## Start
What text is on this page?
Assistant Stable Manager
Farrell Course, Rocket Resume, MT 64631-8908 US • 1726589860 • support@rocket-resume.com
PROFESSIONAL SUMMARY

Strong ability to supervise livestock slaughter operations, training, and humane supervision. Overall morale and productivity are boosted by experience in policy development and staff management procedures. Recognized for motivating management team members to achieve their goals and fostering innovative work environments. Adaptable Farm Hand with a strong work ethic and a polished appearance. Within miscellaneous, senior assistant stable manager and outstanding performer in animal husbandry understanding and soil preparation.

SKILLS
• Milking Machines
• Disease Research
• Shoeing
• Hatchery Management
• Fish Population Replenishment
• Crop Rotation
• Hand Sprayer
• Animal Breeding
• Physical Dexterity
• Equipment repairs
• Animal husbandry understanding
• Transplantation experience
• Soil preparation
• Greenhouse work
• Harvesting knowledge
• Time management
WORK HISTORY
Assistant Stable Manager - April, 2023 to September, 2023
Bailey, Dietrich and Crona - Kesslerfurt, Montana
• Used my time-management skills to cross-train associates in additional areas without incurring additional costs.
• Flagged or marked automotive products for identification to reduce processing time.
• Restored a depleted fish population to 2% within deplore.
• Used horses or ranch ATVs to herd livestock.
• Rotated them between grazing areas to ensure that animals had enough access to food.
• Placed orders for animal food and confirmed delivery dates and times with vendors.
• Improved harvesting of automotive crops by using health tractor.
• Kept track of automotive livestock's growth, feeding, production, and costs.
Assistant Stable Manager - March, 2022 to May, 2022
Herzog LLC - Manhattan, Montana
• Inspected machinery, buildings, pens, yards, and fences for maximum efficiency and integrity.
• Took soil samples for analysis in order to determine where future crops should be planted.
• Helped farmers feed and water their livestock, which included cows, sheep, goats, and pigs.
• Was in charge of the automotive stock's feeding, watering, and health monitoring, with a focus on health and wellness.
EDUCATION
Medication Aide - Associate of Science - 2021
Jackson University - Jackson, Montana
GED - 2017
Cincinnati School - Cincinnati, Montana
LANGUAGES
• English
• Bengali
## End
## [Short task]
Check each line of the records for the word "food", and show the lines that contain it.

## [Exercise response]
• Rotated them between grazing areas to ensure that animals had enough access to food.
• Placed orders for animal food and confirmed delivery dates and times with vendors.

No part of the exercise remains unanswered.